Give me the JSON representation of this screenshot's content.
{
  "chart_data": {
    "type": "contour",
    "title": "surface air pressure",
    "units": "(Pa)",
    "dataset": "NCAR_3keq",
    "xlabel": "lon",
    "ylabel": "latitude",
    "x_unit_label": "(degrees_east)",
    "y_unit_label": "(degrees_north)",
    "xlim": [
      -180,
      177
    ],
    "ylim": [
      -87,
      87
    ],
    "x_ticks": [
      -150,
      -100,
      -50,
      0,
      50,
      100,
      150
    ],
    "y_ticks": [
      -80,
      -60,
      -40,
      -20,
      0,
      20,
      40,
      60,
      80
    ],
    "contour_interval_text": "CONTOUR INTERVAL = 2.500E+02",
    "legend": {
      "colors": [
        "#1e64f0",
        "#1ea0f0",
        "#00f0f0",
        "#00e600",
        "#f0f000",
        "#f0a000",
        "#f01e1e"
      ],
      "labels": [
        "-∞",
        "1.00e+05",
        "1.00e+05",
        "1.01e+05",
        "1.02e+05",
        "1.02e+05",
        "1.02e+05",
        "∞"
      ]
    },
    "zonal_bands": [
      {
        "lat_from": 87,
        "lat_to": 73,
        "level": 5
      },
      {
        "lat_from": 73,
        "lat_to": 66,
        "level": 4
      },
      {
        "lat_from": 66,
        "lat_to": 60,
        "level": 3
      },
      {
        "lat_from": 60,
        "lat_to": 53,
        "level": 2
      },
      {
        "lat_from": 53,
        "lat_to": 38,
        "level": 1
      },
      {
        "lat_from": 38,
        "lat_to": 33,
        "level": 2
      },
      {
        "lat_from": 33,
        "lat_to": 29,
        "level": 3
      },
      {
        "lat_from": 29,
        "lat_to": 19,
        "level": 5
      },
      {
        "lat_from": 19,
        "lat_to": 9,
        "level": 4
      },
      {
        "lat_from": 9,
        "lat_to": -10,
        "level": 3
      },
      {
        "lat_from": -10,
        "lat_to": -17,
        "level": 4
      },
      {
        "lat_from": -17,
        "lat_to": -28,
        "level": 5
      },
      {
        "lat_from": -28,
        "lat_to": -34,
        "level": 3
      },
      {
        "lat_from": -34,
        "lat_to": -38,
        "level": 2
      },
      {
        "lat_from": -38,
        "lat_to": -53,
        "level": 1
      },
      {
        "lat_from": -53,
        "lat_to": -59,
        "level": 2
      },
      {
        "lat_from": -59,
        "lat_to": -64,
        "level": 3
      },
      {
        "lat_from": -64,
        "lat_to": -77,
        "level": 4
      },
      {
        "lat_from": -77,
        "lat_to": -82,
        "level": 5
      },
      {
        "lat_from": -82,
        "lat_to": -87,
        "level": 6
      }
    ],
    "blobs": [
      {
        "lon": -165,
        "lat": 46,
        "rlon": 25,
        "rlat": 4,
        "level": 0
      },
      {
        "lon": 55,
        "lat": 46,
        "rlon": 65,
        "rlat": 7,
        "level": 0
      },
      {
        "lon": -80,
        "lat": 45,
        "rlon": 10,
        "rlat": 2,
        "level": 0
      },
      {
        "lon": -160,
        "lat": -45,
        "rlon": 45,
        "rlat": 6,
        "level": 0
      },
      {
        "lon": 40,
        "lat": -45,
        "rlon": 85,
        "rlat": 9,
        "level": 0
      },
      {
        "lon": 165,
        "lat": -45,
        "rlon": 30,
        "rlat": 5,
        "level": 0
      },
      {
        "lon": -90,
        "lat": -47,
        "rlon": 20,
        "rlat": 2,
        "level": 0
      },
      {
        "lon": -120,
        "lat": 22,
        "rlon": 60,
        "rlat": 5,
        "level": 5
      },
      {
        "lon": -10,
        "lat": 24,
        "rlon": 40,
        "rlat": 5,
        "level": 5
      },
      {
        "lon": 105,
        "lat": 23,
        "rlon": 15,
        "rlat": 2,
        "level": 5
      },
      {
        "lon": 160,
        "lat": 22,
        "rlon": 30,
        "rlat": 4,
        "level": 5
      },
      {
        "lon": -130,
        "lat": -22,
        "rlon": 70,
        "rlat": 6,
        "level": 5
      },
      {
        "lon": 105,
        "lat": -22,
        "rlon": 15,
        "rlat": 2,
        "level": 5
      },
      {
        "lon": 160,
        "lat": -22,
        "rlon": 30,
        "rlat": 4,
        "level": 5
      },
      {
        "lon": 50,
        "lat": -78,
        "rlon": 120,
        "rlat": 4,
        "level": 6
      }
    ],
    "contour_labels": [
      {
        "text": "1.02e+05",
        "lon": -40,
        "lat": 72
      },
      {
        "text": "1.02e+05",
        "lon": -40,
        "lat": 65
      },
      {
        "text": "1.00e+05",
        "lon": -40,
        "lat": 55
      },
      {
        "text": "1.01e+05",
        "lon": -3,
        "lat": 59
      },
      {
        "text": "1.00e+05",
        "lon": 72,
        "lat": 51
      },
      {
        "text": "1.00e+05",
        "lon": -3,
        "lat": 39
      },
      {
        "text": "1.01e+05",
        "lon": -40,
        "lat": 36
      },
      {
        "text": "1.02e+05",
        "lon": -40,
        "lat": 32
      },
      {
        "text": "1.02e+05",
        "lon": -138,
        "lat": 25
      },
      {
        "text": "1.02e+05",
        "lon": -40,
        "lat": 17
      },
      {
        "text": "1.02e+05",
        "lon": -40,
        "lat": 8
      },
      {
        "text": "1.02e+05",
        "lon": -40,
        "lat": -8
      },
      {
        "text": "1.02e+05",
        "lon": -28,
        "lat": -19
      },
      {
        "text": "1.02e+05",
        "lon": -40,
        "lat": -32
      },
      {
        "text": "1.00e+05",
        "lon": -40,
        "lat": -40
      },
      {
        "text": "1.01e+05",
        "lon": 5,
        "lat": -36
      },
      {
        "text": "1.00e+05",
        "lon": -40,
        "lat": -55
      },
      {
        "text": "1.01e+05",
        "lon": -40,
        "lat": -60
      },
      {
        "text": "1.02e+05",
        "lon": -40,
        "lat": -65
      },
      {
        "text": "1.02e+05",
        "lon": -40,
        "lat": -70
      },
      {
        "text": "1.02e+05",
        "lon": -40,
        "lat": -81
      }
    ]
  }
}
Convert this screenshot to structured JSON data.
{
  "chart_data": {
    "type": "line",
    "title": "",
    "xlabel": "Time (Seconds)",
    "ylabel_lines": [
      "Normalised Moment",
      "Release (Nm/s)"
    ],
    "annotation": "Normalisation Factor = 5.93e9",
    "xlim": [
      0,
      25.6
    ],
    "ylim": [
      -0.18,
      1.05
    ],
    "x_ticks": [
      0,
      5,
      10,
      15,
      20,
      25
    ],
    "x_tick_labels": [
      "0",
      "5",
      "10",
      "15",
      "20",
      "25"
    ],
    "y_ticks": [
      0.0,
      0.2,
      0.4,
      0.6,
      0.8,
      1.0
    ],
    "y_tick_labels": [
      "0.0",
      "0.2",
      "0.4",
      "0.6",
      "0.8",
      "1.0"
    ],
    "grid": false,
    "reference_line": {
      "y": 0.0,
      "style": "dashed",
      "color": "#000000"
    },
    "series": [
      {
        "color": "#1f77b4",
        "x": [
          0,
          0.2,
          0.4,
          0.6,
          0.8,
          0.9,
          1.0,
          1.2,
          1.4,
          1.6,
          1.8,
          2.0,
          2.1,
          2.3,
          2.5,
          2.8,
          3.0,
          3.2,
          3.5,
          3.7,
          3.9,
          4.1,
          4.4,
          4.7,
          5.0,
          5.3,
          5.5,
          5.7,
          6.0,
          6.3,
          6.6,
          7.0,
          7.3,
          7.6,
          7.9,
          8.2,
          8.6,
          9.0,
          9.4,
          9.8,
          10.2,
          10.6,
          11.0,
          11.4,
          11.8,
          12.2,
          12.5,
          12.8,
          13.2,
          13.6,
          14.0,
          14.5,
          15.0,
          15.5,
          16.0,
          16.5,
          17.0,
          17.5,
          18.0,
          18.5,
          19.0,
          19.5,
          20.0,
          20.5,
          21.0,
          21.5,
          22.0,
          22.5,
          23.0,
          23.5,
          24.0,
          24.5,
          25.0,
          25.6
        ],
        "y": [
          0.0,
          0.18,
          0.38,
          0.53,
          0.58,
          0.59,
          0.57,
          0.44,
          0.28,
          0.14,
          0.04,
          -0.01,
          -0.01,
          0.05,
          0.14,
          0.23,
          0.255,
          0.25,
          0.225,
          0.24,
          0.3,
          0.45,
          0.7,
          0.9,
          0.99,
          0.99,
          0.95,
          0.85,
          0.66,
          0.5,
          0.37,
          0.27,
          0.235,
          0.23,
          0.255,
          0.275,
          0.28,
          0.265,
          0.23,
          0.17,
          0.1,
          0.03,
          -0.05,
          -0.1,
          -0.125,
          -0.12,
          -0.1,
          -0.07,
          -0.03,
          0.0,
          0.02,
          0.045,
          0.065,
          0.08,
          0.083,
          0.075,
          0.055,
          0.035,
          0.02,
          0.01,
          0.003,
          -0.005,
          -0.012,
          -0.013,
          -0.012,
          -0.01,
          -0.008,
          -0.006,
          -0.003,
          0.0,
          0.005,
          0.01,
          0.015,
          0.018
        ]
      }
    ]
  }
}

[Set exercise] Across the data above, how many lines include the word "JSON"? Give only the count.

[Complete answer] 2